=== Brief ===
Reproduce the entries beginning at the line that contains "List every element" and ending after the line that contains "411, 771, 462]", replacing every instance of "Sunset" with "Dusk" and changing nothing else. Omit the pictures from your output.

=== Provided entries ===
----

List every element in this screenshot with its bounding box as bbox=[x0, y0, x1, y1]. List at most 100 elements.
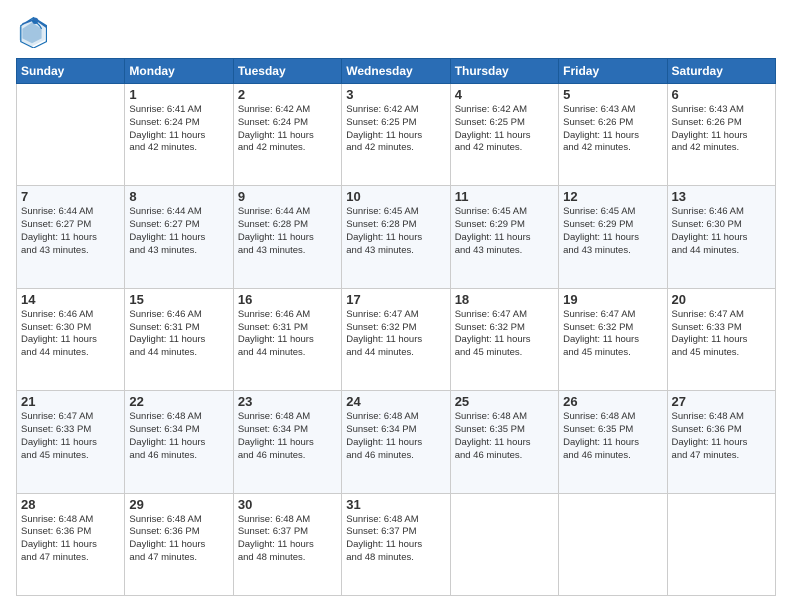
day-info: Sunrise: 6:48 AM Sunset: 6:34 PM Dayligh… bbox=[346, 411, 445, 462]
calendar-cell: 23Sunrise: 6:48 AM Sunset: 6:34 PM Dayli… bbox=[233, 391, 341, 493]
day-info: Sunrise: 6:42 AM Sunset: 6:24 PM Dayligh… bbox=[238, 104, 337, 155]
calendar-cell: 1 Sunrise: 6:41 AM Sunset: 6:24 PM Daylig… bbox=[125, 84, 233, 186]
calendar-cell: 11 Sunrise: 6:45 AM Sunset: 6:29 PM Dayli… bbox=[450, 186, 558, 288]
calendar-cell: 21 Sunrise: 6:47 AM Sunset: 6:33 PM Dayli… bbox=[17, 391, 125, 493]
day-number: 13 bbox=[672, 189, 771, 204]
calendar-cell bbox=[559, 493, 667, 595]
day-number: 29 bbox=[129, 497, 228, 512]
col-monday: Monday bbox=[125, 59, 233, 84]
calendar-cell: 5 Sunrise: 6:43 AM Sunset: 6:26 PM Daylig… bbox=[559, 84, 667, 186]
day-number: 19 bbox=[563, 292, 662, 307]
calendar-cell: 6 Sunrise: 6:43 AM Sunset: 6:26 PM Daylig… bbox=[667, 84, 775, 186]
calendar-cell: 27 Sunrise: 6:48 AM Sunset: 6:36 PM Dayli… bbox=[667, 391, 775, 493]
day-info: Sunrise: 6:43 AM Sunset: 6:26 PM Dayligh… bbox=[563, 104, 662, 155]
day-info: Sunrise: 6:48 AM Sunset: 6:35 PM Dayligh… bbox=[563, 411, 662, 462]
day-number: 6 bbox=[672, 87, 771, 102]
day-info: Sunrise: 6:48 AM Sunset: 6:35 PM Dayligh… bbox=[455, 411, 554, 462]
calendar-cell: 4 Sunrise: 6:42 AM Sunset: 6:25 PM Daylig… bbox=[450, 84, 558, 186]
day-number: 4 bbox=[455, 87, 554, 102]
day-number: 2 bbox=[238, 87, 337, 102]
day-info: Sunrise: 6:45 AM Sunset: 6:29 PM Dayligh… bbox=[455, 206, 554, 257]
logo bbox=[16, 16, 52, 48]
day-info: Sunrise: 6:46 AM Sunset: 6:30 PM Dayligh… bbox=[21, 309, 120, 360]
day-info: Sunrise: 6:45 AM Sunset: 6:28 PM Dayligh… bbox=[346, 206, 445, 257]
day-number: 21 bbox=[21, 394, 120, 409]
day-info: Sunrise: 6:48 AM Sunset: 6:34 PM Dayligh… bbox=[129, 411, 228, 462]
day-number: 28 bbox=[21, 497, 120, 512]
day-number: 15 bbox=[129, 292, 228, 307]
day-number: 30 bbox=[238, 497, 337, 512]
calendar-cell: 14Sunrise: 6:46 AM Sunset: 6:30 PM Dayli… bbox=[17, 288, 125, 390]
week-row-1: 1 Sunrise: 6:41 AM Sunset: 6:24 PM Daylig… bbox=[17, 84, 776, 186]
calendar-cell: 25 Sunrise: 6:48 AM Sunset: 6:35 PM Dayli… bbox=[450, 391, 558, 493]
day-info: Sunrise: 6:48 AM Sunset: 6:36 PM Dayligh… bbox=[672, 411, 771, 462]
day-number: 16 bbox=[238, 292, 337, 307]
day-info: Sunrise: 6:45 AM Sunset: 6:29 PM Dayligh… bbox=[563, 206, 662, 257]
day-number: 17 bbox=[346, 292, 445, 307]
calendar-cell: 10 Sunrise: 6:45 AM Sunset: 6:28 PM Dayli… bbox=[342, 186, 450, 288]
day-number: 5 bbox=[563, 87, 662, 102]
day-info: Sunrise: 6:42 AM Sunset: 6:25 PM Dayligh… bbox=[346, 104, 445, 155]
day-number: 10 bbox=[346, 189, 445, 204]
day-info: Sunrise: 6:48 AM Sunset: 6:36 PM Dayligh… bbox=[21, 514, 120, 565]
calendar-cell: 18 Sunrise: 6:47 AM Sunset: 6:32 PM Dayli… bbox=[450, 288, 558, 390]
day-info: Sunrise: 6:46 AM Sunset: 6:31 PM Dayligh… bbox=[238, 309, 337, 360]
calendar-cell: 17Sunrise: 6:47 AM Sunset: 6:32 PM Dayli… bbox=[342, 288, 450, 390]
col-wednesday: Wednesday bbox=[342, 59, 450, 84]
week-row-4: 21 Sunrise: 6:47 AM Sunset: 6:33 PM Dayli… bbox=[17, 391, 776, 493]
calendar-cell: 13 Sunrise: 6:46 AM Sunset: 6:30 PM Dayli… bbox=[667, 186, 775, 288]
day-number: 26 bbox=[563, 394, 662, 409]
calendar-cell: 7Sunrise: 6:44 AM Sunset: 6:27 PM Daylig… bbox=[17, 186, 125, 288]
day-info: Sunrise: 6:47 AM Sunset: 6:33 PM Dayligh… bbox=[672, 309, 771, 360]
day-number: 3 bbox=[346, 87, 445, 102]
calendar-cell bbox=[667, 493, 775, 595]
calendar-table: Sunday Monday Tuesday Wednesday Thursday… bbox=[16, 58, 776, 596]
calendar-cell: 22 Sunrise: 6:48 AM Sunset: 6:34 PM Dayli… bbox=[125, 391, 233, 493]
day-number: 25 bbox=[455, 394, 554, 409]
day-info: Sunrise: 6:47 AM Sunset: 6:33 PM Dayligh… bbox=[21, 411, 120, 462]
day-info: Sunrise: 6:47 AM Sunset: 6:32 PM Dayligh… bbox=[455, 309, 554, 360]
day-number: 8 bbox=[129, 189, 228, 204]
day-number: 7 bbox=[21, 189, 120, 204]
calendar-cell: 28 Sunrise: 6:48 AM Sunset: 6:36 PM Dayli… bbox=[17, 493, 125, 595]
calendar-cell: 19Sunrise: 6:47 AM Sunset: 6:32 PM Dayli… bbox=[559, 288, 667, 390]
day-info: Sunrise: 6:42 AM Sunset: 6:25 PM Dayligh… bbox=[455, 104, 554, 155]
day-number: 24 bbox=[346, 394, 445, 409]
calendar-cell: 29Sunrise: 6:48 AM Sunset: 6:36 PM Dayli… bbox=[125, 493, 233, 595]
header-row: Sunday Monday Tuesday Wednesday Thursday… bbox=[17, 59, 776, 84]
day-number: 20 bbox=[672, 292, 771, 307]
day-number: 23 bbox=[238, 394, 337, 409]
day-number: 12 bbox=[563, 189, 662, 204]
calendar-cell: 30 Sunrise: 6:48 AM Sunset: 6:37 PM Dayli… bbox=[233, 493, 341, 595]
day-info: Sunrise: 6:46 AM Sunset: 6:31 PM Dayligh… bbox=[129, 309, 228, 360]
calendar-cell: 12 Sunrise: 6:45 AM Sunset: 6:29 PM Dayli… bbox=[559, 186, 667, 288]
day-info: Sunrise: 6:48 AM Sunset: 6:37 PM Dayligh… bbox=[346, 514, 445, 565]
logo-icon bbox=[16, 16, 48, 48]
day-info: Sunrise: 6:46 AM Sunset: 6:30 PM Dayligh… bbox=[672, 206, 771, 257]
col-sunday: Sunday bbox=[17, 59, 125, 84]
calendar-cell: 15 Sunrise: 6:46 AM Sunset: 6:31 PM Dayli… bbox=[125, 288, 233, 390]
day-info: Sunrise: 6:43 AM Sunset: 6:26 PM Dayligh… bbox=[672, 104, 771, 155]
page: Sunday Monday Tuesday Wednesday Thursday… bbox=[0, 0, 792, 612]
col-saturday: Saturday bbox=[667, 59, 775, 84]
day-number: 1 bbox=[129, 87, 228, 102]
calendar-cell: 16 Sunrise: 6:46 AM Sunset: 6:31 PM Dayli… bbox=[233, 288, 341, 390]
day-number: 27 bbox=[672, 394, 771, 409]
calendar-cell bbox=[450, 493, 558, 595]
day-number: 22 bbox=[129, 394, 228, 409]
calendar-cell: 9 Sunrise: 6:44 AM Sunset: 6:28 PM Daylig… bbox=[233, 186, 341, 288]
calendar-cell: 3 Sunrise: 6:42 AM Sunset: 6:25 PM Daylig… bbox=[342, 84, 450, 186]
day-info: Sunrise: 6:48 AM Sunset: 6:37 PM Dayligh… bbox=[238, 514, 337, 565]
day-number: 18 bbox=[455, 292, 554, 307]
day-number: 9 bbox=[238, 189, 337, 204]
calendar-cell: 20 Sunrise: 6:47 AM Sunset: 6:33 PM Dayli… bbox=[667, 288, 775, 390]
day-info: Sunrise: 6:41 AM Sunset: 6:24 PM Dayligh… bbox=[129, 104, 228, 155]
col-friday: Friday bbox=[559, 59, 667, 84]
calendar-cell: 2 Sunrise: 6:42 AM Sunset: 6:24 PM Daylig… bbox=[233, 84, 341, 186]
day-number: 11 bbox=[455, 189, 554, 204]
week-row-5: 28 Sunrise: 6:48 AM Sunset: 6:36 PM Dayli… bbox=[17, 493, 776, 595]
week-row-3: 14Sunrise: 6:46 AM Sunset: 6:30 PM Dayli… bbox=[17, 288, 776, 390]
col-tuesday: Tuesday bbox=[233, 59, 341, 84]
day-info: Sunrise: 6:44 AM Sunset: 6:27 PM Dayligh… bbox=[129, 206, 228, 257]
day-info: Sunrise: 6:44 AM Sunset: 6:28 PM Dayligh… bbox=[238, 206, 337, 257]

----

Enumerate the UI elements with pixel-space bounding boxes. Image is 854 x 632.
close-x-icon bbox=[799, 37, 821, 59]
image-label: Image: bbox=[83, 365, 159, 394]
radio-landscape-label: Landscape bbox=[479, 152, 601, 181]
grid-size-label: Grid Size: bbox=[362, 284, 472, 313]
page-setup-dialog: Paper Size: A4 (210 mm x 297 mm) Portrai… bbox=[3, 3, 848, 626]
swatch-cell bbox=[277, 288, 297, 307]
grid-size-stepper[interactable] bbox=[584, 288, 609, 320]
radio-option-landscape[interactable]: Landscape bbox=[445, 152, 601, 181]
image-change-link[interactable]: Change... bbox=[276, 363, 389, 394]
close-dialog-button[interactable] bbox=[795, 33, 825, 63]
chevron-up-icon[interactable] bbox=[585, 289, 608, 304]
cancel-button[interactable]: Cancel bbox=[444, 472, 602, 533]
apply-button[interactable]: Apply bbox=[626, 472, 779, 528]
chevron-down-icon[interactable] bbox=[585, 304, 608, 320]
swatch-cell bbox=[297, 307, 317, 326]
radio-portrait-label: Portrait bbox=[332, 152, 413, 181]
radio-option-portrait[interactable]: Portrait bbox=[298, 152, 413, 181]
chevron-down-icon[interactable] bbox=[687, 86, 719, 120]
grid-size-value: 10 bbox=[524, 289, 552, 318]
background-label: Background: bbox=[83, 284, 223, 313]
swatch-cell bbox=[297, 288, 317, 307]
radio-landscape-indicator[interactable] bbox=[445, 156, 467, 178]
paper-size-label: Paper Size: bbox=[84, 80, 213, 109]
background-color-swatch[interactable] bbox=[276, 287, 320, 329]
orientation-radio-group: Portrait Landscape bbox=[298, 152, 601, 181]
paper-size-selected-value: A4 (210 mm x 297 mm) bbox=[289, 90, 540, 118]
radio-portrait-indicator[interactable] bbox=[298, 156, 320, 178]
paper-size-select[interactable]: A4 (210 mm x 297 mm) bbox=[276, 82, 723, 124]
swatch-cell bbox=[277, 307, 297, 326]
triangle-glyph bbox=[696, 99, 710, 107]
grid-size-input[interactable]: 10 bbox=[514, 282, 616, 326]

----

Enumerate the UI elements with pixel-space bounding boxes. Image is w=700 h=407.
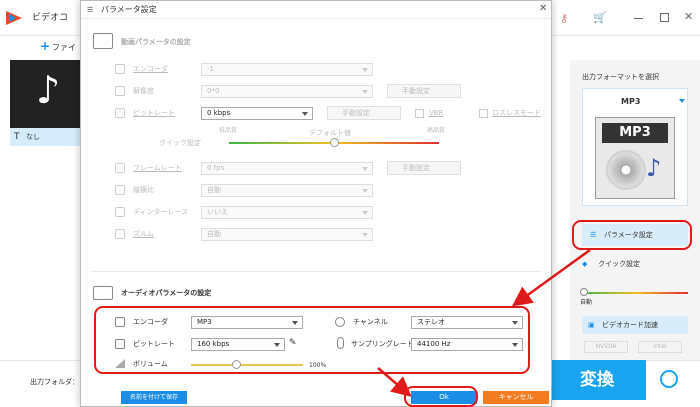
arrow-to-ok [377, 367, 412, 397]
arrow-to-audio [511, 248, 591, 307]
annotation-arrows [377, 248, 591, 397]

----

=== Task answer ===
List every element in this screenshot with its bounding box as bbox=[x0, y0, x1, y1]. List at most 100 elements.
day-info: Sunrise: 6:48 AM Dusk: 6:34 PM Dayligh… bbox=[346, 411, 445, 462]
calendar-cell: 23Sunrise: 6:48 AM Dusk: 6:34 PM Dayli… bbox=[233, 391, 341, 493]
day-info: Sunrise: 6:42 AM Dusk: 6:24 PM Dayligh… bbox=[238, 104, 337, 155]
calendar-cell: 1 Sunrise: 6:41 AM Dusk: 6:24 PM Daylig… bbox=[125, 84, 233, 186]
calendar-cell: 11 Sunrise: 6:45 AM Dusk: 6:29 PM Dayli… bbox=[450, 186, 558, 288]
calendar-cell: 21 Sunrise: 6:47 AM Dusk: 6:33 PM Dayli… bbox=[17, 391, 125, 493]
day-number: 13 bbox=[672, 189, 771, 204]
calendar-cell bbox=[559, 493, 667, 595]
day-number: 29 bbox=[129, 497, 228, 512]
col-monday: Monday bbox=[125, 59, 233, 84]
calendar-cell: 5 Sunrise: 6:43 AM Dusk: 6:26 PM Daylig… bbox=[559, 84, 667, 186]
day-number: 19 bbox=[563, 292, 662, 307]
calendar-cell: 6 Sunrise: 6:43 AM Dusk: 6:26 PM Daylig… bbox=[667, 84, 775, 186]
calendar-cell: 27 Sunrise: 6:48 AM Dusk: 6:36 PM Dayli… bbox=[667, 391, 775, 493]
day-info: Sunrise: 6:43 AM Dusk: 6:26 PM Dayligh… bbox=[563, 104, 662, 155]
day-info: Sunrise: 6:48 AM Dusk: 6:35 PM Dayligh… bbox=[563, 411, 662, 462]
day-number: 6 bbox=[672, 87, 771, 102]
day-info: Sunrise: 6:48 AM Dusk: 6:35 PM Dayligh… bbox=[455, 411, 554, 462]
calendar-cell: 4 Sunrise: 6:42 AM Dusk: 6:25 PM Daylig… bbox=[450, 84, 558, 186]
day-number: 4 bbox=[455, 87, 554, 102]
day-number: 2 bbox=[238, 87, 337, 102]
day-info: Sunrise: 6:45 AM Dusk: 6:29 PM Dayligh… bbox=[455, 206, 554, 257]
logo bbox=[16, 16, 52, 48]
day-info: Sunrise: 6:46 AM Dusk: 6:30 PM Dayligh… bbox=[21, 309, 120, 360]
day-info: Sunrise: 6:45 AM Dusk: 6:28 PM Dayligh… bbox=[346, 206, 445, 257]
day-number: 21 bbox=[21, 394, 120, 409]
day-info: Sunrise: 6:48 AM Dusk: 6:34 PM Dayligh… bbox=[129, 411, 228, 462]
day-number: 28 bbox=[21, 497, 120, 512]
day-number: 15 bbox=[129, 292, 228, 307]
day-number: 30 bbox=[238, 497, 337, 512]
calendar-cell: 14Sunrise: 6:46 AM Dusk: 6:30 PM Dayli… bbox=[17, 288, 125, 390]
week-row-1: 1 Sunrise: 6:41 AM Dusk: 6:24 PM Daylig… bbox=[17, 84, 776, 186]
calendar-cell: 25 Sunrise: 6:48 AM Dusk: 6:35 PM Dayli… bbox=[450, 391, 558, 493]
day-info: Sunrise: 6:48 AM Dusk: 6:36 PM Dayligh… bbox=[672, 411, 771, 462]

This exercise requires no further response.